── Provided entries

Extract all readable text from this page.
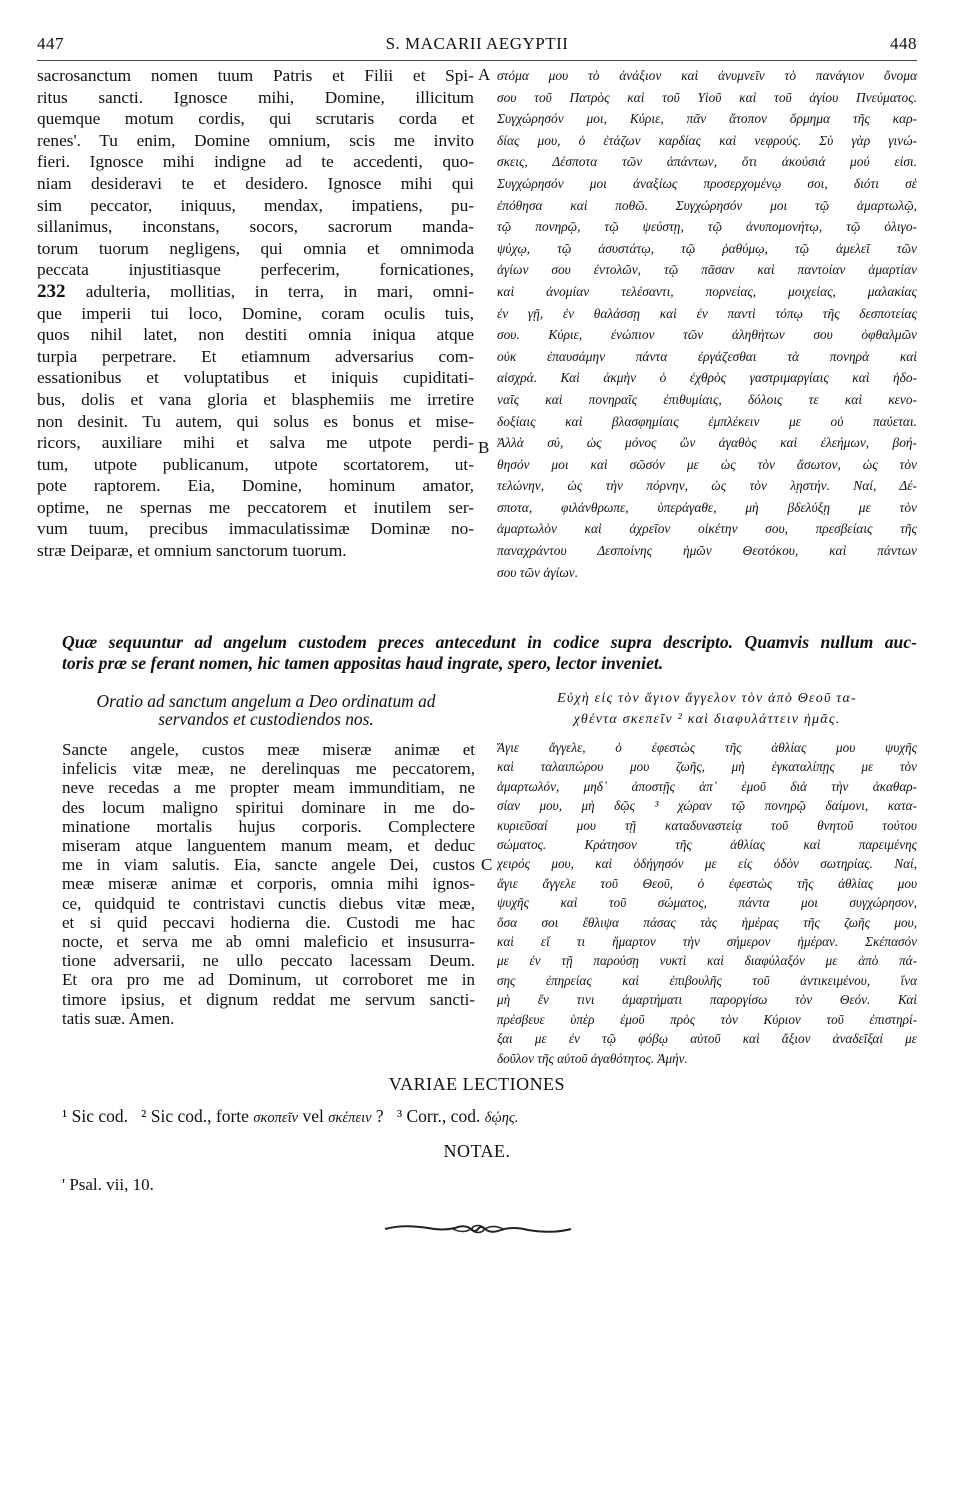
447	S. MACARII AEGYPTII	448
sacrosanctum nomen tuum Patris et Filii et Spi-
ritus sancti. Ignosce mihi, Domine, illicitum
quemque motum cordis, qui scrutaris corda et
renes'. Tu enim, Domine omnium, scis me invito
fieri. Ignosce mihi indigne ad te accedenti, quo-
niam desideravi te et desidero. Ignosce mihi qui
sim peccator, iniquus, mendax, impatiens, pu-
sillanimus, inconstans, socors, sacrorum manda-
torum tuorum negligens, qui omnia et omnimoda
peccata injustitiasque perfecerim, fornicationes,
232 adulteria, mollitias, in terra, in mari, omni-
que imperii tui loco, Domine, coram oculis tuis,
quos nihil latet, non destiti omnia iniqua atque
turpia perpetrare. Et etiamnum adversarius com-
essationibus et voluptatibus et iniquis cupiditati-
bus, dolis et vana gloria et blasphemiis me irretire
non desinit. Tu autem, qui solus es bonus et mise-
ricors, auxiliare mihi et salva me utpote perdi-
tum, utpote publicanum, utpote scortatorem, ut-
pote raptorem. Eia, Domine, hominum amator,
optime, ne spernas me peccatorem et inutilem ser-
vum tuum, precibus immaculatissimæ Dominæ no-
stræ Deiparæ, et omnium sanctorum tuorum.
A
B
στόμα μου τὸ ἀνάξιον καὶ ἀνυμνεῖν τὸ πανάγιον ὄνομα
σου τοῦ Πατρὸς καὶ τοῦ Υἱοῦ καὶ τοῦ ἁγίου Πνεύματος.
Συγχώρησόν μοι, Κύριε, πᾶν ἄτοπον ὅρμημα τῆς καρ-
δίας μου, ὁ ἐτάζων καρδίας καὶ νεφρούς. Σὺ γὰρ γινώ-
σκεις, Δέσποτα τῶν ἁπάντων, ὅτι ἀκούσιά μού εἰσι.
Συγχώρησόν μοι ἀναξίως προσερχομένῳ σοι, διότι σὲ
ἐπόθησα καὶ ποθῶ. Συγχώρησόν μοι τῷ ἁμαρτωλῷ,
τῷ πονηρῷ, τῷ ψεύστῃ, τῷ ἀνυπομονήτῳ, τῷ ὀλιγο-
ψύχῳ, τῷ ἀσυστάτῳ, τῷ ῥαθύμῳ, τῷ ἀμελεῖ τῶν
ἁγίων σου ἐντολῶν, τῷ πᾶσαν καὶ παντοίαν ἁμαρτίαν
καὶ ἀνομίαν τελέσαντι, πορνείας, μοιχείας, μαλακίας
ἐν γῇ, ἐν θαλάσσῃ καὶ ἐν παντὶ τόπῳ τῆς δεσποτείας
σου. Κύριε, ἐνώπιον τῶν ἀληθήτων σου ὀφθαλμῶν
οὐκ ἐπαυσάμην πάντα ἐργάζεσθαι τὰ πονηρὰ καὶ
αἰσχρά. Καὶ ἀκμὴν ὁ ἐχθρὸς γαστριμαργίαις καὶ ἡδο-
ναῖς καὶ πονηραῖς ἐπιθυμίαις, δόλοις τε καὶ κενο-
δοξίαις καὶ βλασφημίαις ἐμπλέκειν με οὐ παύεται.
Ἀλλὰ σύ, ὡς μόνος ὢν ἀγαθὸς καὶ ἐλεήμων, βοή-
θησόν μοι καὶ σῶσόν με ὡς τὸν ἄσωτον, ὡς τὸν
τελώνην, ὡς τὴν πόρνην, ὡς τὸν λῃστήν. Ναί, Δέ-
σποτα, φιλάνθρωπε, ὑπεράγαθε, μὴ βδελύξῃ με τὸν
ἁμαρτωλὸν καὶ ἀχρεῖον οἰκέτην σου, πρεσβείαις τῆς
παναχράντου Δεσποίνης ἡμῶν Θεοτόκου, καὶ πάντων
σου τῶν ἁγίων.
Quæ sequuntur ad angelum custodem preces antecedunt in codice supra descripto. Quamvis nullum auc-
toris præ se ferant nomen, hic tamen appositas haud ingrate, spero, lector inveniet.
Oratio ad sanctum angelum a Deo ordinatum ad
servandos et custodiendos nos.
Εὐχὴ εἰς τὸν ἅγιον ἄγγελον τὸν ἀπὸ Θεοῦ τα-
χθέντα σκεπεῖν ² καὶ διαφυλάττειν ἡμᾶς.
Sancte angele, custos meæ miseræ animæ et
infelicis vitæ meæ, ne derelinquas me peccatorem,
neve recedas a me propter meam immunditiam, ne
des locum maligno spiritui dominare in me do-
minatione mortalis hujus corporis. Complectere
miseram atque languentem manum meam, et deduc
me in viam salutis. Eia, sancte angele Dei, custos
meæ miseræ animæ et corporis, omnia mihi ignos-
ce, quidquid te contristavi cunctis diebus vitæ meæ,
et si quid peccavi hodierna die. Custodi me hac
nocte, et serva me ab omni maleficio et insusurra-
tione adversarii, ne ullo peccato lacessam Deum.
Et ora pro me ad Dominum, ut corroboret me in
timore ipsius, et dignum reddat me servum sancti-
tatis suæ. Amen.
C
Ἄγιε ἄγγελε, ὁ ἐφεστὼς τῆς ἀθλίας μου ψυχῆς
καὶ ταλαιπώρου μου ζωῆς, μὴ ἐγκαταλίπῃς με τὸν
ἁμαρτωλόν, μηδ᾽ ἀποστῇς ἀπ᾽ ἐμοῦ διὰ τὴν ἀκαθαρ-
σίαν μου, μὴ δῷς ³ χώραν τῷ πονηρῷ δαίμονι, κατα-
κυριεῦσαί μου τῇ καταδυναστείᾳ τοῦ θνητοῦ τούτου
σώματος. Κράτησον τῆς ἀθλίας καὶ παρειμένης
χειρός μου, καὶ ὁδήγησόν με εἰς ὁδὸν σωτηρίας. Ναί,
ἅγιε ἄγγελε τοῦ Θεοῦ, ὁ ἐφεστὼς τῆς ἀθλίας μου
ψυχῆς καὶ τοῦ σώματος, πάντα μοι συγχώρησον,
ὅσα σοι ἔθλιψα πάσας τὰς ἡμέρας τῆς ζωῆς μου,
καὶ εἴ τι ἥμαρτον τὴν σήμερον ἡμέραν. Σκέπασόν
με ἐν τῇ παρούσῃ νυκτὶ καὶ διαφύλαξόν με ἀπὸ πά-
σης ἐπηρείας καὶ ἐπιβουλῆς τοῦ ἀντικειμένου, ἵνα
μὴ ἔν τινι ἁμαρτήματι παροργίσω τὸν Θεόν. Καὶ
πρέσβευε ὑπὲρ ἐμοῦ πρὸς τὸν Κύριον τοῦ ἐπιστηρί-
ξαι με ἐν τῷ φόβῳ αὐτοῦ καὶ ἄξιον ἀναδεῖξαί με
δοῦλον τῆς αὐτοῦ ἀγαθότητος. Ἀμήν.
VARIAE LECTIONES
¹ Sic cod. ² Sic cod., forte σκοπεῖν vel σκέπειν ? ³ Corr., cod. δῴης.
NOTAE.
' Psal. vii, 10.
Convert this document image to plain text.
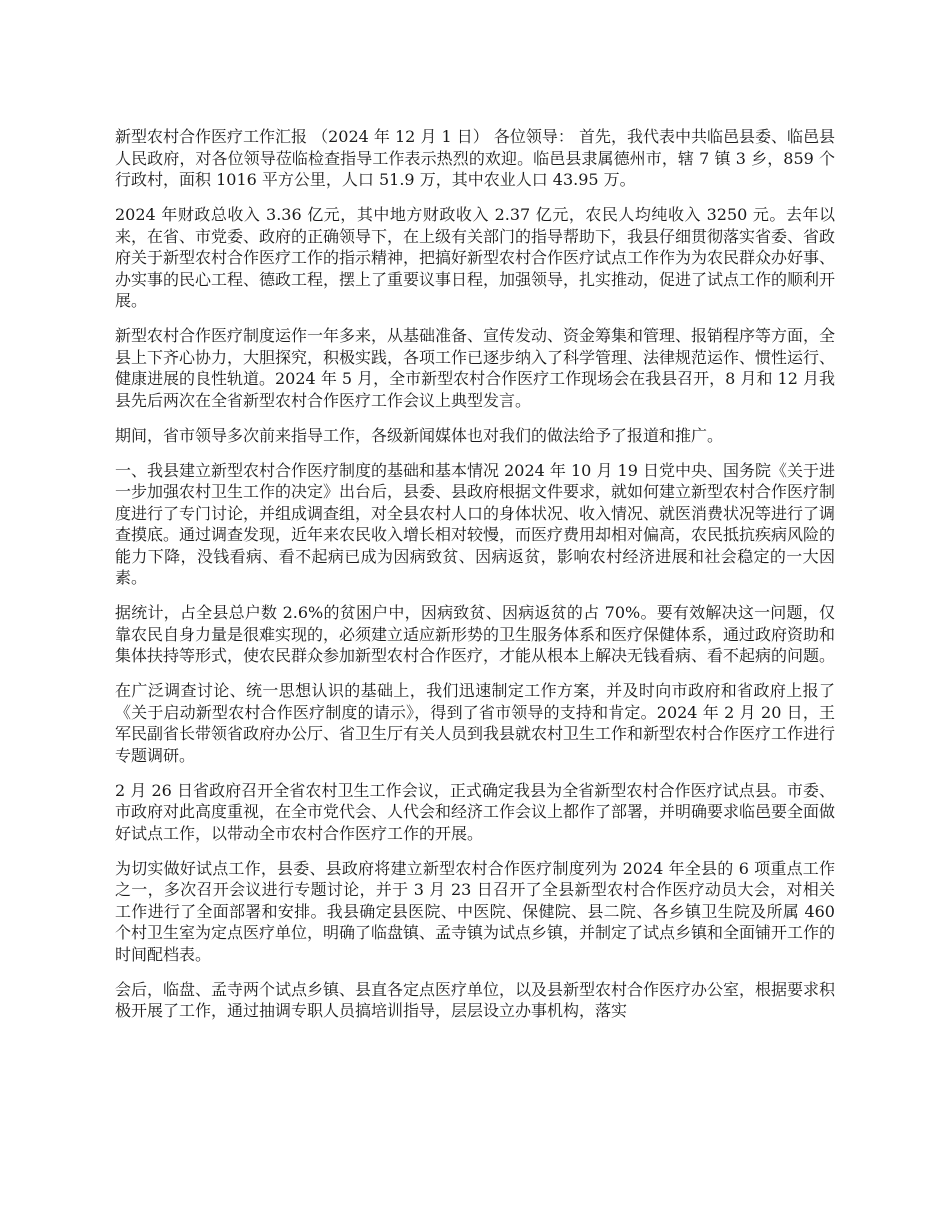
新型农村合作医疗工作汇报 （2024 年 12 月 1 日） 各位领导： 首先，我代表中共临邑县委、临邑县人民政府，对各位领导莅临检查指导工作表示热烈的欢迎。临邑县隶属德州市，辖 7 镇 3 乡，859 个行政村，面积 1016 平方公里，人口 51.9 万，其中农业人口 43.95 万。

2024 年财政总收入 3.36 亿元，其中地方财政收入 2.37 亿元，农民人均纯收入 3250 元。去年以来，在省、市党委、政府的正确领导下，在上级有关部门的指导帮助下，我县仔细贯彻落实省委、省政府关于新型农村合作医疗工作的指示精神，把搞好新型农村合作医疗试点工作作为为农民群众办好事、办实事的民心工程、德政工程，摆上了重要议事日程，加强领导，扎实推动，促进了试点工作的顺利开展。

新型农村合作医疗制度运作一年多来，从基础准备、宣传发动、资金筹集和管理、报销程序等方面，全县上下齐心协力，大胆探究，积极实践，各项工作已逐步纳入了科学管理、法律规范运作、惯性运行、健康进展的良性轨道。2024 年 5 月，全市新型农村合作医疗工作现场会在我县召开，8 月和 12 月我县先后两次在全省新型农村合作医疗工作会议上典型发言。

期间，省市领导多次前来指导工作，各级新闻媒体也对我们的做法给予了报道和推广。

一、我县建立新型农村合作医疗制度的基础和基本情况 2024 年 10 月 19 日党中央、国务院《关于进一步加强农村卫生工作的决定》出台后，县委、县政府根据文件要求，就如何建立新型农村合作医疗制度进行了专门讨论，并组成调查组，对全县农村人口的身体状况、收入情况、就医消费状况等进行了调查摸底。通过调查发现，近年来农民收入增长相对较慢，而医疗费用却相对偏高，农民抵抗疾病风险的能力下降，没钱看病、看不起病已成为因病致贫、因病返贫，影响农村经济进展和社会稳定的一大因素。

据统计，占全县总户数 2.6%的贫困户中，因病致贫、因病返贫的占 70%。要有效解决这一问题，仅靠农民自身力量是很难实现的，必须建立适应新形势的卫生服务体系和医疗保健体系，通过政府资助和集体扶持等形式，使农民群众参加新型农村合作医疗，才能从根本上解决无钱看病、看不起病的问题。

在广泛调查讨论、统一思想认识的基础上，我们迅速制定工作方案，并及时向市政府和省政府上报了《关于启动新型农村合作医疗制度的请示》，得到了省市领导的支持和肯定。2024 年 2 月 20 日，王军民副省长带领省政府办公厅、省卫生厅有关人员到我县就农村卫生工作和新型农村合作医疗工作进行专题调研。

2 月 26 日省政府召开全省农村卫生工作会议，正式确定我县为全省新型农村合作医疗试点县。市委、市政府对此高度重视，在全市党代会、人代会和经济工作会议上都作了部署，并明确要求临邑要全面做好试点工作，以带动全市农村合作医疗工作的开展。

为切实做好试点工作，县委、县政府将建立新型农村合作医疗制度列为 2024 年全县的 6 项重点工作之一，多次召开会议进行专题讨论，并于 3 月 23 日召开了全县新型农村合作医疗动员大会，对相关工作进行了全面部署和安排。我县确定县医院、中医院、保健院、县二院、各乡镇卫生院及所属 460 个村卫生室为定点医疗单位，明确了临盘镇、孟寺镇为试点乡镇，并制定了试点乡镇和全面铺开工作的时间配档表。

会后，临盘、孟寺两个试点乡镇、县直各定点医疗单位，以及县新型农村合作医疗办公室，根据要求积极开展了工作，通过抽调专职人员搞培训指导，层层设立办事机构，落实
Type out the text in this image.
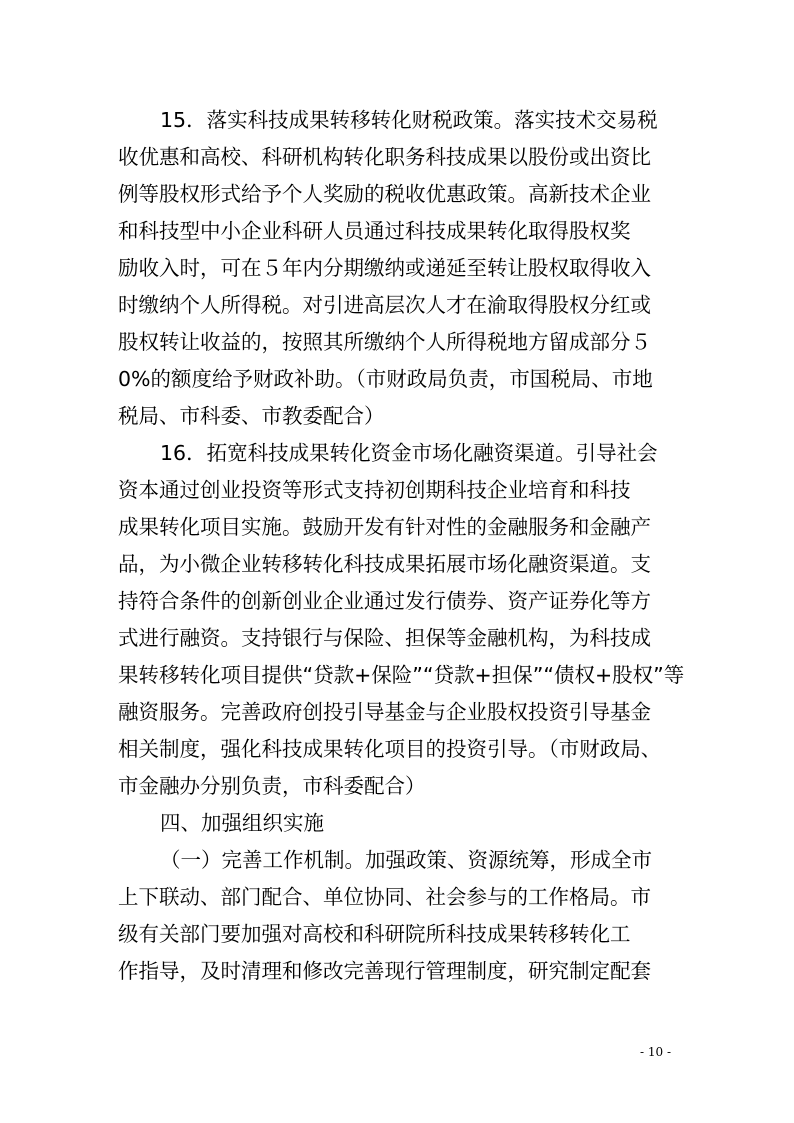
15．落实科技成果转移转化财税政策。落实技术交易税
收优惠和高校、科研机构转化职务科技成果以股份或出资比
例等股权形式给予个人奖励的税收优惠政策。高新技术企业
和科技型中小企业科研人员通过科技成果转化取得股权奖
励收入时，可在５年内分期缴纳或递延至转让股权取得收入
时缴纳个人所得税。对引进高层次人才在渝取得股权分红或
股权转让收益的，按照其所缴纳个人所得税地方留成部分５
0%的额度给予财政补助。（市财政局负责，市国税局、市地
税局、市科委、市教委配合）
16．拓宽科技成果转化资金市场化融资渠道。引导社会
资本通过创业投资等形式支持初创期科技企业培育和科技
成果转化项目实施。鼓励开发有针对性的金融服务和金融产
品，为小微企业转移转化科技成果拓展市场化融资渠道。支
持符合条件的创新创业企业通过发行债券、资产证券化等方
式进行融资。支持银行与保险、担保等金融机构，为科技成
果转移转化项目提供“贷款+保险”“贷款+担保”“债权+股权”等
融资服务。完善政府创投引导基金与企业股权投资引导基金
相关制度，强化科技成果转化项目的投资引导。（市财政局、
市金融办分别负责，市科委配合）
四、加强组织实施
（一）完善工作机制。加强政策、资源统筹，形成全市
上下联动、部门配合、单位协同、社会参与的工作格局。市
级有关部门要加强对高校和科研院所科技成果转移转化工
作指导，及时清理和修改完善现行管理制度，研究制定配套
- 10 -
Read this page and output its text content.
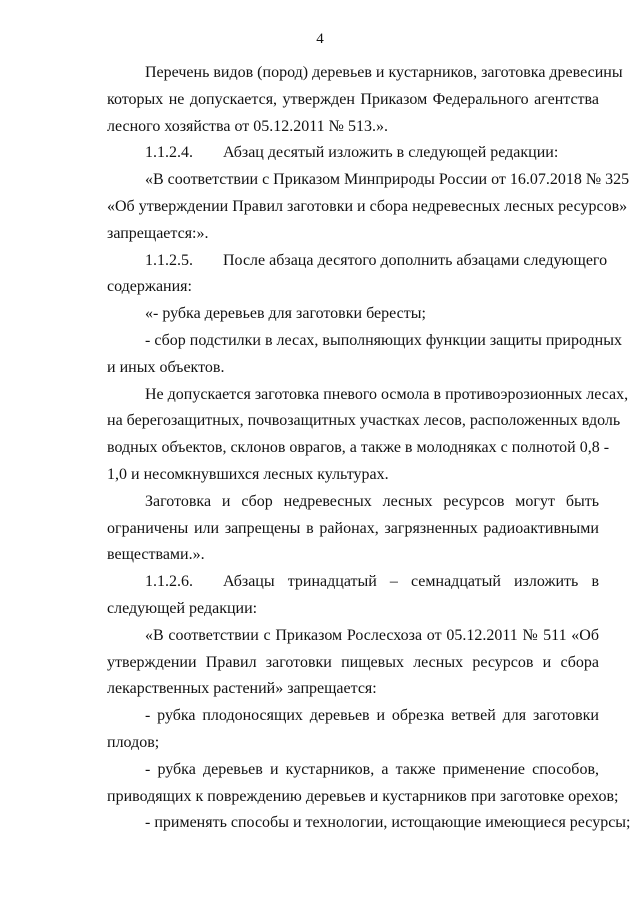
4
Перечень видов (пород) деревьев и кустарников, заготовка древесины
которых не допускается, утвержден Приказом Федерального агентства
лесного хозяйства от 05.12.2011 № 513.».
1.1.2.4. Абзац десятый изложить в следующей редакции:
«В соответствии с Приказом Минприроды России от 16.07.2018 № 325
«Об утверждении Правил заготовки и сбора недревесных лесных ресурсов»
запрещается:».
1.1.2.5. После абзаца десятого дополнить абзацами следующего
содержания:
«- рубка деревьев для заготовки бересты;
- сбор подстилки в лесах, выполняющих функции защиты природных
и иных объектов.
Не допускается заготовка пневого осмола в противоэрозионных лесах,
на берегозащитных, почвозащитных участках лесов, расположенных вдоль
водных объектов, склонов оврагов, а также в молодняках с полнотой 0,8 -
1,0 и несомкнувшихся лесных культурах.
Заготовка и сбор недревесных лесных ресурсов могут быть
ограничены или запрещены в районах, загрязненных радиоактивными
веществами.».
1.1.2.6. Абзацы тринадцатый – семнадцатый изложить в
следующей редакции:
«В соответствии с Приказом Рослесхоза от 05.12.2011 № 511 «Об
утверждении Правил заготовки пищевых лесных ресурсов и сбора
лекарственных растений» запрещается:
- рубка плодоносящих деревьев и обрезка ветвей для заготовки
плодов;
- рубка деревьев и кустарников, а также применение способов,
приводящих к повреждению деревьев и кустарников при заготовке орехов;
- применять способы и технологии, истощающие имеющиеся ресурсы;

────

> _Task requirements_
Pick out the lines that include the word "ἄγγελε" and write them out.

> _Exercise output_
Ἄγιε ἄγγελε, ὁ ἐφεστὼς τῆς ἀθλίας μου ψυχῆς
ἅγιε ἄγγελε τοῦ Θεοῦ, ὁ ἐφεστὼς τῆς ἀθλίας μου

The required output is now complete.